[WHAT IS REQUIRED] Below are some records; return each one exactly.

[MATERIAL FOR THIS EXERCISE]

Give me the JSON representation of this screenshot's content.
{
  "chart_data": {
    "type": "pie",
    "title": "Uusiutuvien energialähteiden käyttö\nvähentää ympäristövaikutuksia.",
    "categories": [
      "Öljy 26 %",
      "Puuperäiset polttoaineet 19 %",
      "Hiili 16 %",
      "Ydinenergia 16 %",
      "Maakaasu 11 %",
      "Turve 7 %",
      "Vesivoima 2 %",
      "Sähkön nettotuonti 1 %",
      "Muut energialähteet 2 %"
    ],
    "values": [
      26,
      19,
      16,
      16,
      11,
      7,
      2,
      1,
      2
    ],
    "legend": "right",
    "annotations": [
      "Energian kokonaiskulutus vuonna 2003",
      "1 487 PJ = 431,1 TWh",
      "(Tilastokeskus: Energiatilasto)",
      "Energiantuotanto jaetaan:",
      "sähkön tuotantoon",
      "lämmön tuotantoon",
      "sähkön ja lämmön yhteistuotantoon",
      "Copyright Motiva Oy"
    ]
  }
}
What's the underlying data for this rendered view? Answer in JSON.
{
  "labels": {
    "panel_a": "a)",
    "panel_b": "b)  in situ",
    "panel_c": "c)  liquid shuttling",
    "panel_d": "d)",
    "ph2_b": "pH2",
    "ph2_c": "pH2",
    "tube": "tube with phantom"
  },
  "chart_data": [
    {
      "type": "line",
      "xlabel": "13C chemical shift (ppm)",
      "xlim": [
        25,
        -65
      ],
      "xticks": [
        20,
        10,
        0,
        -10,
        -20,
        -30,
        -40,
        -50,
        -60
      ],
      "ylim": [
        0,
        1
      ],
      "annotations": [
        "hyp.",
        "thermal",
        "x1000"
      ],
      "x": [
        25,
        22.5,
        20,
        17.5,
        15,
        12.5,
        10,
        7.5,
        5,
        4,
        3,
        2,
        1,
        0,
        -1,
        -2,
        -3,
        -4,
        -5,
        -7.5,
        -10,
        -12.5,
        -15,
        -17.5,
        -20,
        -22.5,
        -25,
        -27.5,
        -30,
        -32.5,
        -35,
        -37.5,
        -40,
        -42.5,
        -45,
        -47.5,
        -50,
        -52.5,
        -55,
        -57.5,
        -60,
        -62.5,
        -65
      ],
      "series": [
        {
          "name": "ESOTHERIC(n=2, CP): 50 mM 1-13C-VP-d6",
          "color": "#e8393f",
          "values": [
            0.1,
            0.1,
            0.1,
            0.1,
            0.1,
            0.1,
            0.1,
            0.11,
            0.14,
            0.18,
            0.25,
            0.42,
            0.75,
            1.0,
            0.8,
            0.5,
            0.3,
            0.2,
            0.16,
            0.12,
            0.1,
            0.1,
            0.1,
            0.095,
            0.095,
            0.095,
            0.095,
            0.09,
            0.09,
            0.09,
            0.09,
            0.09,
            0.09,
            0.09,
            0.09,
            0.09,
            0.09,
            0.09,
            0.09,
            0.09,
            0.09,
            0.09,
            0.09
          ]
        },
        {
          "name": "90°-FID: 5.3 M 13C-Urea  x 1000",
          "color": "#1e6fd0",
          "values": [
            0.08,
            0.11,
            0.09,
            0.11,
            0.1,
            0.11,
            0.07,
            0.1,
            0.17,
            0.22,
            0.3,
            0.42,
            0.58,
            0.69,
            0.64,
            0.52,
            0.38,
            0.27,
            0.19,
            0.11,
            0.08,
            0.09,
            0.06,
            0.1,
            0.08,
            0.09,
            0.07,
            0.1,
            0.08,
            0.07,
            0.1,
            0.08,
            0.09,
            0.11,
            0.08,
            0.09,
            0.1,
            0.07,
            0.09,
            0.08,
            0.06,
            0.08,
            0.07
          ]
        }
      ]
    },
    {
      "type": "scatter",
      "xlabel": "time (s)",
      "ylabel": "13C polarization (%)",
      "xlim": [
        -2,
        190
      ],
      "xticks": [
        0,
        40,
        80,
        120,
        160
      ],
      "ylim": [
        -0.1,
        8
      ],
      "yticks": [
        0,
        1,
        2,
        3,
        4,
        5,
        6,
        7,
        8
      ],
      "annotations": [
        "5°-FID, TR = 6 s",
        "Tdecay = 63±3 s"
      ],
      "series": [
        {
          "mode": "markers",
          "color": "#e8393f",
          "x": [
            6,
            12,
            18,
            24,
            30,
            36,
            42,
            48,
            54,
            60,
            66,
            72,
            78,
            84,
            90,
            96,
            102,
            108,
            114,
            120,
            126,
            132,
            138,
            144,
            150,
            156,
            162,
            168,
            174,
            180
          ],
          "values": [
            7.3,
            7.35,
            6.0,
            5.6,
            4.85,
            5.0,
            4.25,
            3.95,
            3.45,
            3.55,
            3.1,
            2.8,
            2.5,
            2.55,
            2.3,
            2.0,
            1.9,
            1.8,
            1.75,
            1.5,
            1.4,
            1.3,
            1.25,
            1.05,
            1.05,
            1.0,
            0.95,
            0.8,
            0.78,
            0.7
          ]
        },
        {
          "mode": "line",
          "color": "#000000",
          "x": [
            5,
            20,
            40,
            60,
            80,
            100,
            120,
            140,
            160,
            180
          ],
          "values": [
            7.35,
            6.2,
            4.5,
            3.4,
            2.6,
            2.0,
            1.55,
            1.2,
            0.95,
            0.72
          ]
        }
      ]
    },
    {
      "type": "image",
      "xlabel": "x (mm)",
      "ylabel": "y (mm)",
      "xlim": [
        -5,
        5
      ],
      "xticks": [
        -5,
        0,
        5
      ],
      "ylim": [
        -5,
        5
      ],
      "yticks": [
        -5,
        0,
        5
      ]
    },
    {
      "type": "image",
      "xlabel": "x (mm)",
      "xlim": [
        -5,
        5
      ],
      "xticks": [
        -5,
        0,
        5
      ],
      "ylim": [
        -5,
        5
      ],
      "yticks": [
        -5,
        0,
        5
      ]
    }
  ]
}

[ANSWER]
Give me the JSON representation of this screenshot's content.
{
  "chart_data": {
    "type": "pie",
    "title": "Uusiutuvien energialähteiden käyttö\nvähentää ympäristövaikutuksia.",
    "categories": [
      "Öljy 26 %",
      "Puuperäiset polttoaineet 19 %",
      "Hiili 16 %",
      "Ydinenergia 16 %",
      "Maakaasu 11 %",
      "Turve 7 %",
      "Vesivoima 2 %",
      "Sähkön nettotuonti 1 %",
      "Muut energialähteet 2 %"
    ],
    "values": [
      26,
      19,
      16,
      16,
      11,
      7,
      2,
      1,
      2
    ],
    "legend": "right",
    "annotations": [
      "Energian kokonaiskulutus vuonna 2003",
      "1 487 PJ = 431,1 TWh",
      "(Tilastokeskus: Energiatilasto)",
      "Energiantuotanto jaetaan:",
      "sähkön tuotantoon",
      "lämmön tuotantoon",
      "sähkön ja lämmön yhteistuotantoon",
      "Copyright Motiva Oy"
    ]
  }
}
What's the underlying data for this rendered view? Answer in JSON.
{
  "labels": {
    "panel_a": "a)",
    "panel_b": "b)  in situ",
    "panel_c": "c)  liquid shuttling",
    "panel_d": "d)",
    "ph2_b": "pH2",
    "ph2_c": "pH2",
    "tube": "tube with phantom"
  },
  "chart_data": [
    {
      "type": "line",
      "xlabel": "13C chemical shift (ppm)",
      "xlim": [
        25,
        -65
      ],
      "xticks": [
        20,
        10,
        0,
        -10,
        -20,
        -30,
        -40,
        -50,
        -60
      ],
      "ylim": [
        0,
        1
      ],
      "annotations": [
        "hyp.",
        "thermal",
        "x1000"
      ],
      "x": [
        25,
        22.5,
        20,
        17.5,
        15,
        12.5,
        10,
        7.5,
        5,
        4,
        3,
        2,
        1,
        0,
        -1,
        -2,
        -3,
        -4,
        -5,
        -7.5,
        -10,
        -12.5,
        -15,
        -17.5,
        -20,
        -22.5,
        -25,
        -27.5,
        -30,
        -32.5,
        -35,
        -37.5,
        -40,
        -42.5,
        -45,
        -47.5,
        -50,
        -52.5,
        -55,
        -57.5,
        -60,
        -62.5,
        -65
      ],
      "series": [
        {
          "name": "ESOTHERIC(n=2, CP): 50 mM 1-13C-VP-d6",
          "color": "#e8393f",
          "values": [
            0.1,
            0.1,
            0.1,
            0.1,
            0.1,
            0.1,
            0.1,
            0.11,
            0.14,
            0.18,
            0.25,
            0.42,
            0.75,
            1.0,
            0.8,
            0.5,
            0.3,
            0.2,
            0.16,
            0.12,
            0.1,
            0.1,
            0.1,
            0.095,
            0.095,
            0.095,
            0.095,
            0.09,
            0.09,
            0.09,
            0.09,
            0.09,
            0.09,
            0.09,
            0.09,
            0.09,
            0.09,
            0.09,
            0.09,
            0.09,
            0.09,
            0.09,
            0.09
          ]
        },
        {
          "name": "90°-FID: 5.3 M 13C-Urea  x 1000",
          "color": "#1e6fd0",
          "values": [
            0.08,
            0.11,
            0.09,
            0.11,
            0.1,
            0.11,
            0.07,
            0.1,
            0.17,
            0.22,
            0.3,
            0.42,
            0.58,
            0.69,
            0.64,
            0.52,
            0.38,
            0.27,
            0.19,
            0.11,
            0.08,
            0.09,
            0.06,
            0.1,
            0.08,
            0.09,
            0.07,
            0.1,
            0.08,
            0.07,
            0.1,
            0.08,
            0.09,
            0.11,
            0.08,
            0.09,
            0.1,
            0.07,
            0.09,
            0.08,
            0.06,
            0.08,
            0.07
          ]
        }
      ]
    },
    {
      "type": "scatter",
      "xlabel": "time (s)",
      "ylabel": "13C polarization (%)",
      "xlim": [
        -2,
        190
      ],
      "xticks": [
        0,
        40,
        80,
        120,
        160
      ],
      "ylim": [
        -0.1,
        8
      ],
      "yticks": [
        0,
        1,
        2,
        3,
        4,
        5,
        6,
        7,
        8
      ],
      "annotations": [
        "5°-FID, TR = 6 s",
        "Tdecay = 63±3 s"
      ],
      "series": [
        {
          "mode": "markers",
          "color": "#e8393f",
          "x": [
            6,
            12,
            18,
            24,
            30,
            36,
            42,
            48,
            54,
            60,
            66,
            72,
            78,
            84,
            90,
            96,
            102,
            108,
            114,
            120,
            126,
            132,
            138,
            144,
            150,
            156,
            162,
            168,
            174,
            180
          ],
          "values": [
            7.3,
            7.35,
            6.0,
            5.6,
            4.85,
            5.0,
            4.25,
            3.95,
            3.45,
            3.55,
            3.1,
            2.8,
            2.5,
            2.55,
            2.3,
            2.0,
            1.9,
            1.8,
            1.75,
            1.5,
            1.4,
            1.3,
            1.25,
            1.05,
            1.05,
            1.0,
            0.95,
            0.8,
            0.78,
            0.7
          ]
        },
        {
          "mode": "line",
          "color": "#000000",
          "x": [
            5,
            20,
            40,
            60,
            80,
            100,
            120,
            140,
            160,
            180
          ],
          "values": [
            7.35,
            6.2,
            4.5,
            3.4,
            2.6,
            2.0,
            1.55,
            1.2,
            0.95,
            0.72
          ]
        }
      ]
    },
    {
      "type": "image",
      "xlabel": "x (mm)",
      "ylabel": "y (mm)",
      "xlim": [
        -5,
        5
      ],
      "xticks": [
        -5,
        0,
        5
      ],
      "ylim": [
        -5,
        5
      ],
      "yticks": [
        -5,
        0,
        5
      ]
    },
    {
      "type": "image",
      "xlabel": "x (mm)",
      "xlim": [
        -5,
        5
      ],
      "xticks": [
        -5,
        0,
        5
      ],
      "ylim": [
        -5,
        5
      ],
      "yticks": [
        -5,
        0,
        5
      ]
    }
  ]
}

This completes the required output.